↓↓↓
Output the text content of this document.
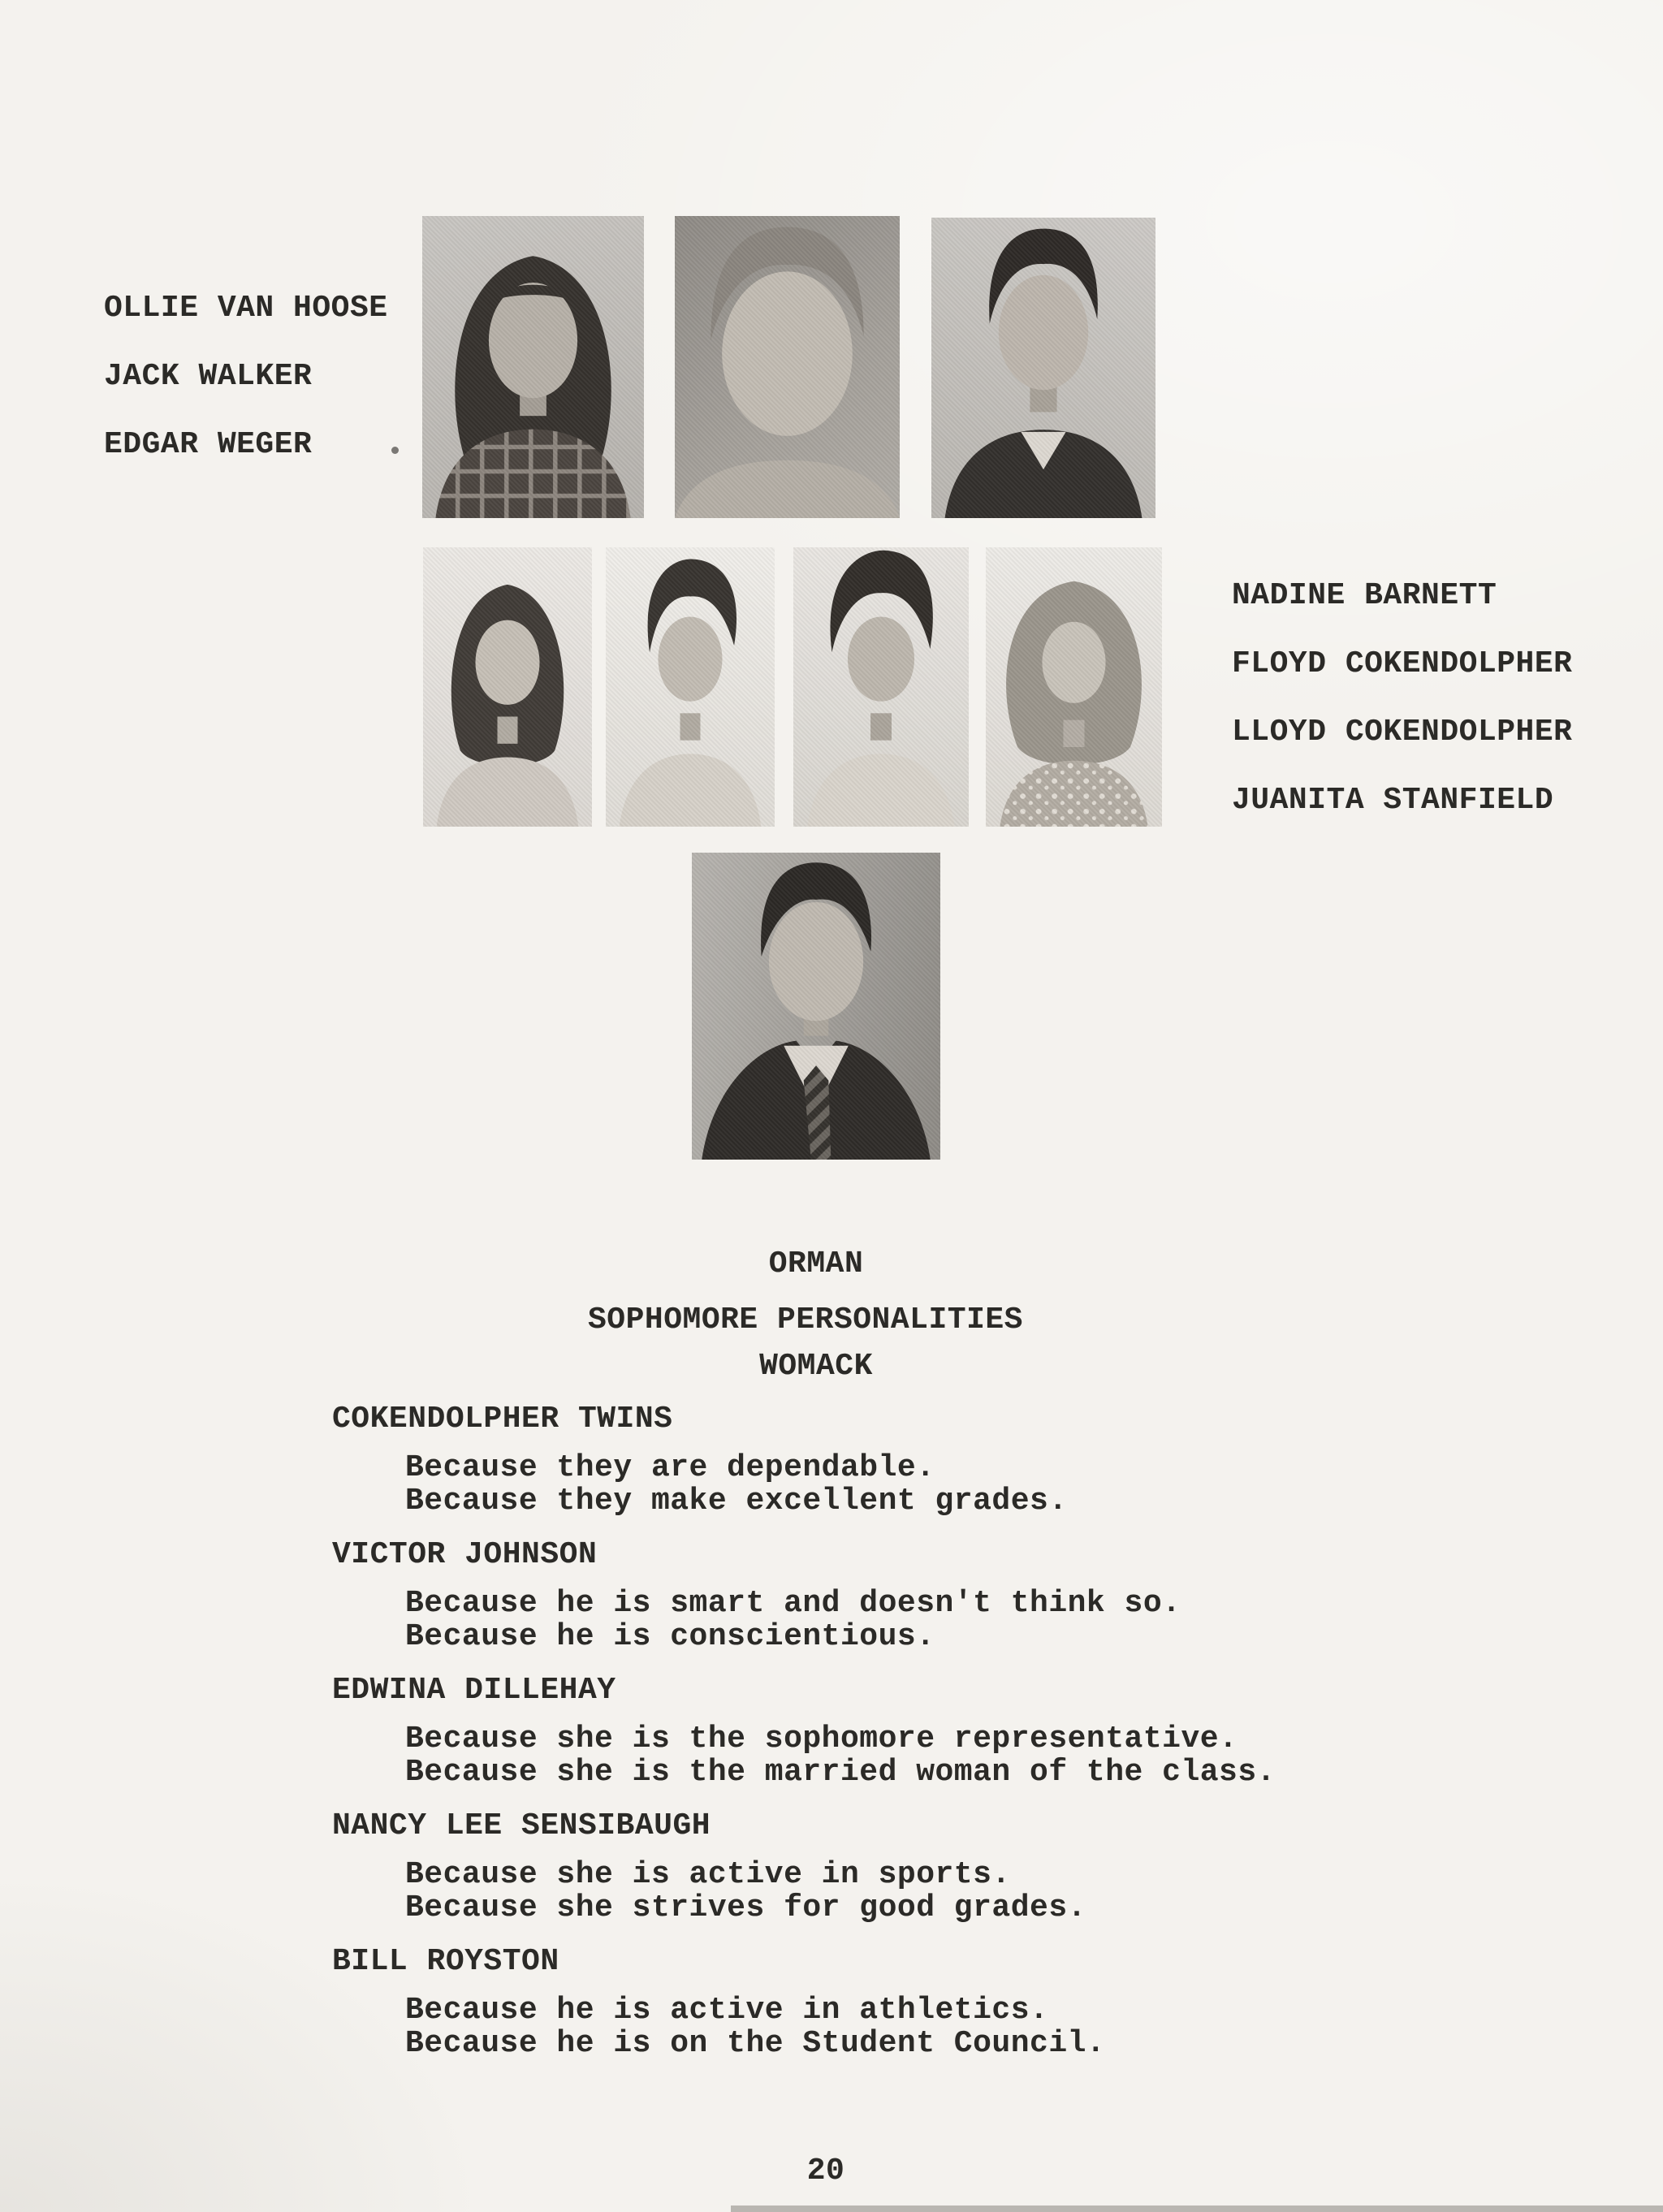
OLLIE VAN HOOSE
JACK WALKER
EDGAR WEGER
NADINE BARNETT
FLOYD COKENDOLPHER
LLOYD COKENDOLPHER
JUANITA STANFIELD

ORMAN

WOMACK

SOPHOMORE PERSONALITIES
COKENDOLPHER TWINS
Because they are dependable.
Because they make excellent grades.
VICTOR JOHNSON
Because he is smart and doesn't think so.
Because he is conscientious.
EDWINA DILLEHAY
Because she is the sophomore representative.
Because she is the married woman of the class.
NANCY LEE SENSIBAUGH
Because she is active in sports.
Because she strives for good grades.
BILL ROYSTON
Because he is active in athletics.
Because he is on the Student Council.
20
↑↑↑
Stated task:
Show all lines in the entries above where the string "active" appears.

Response:
Because she is active in sports.
Because he is active in athletics.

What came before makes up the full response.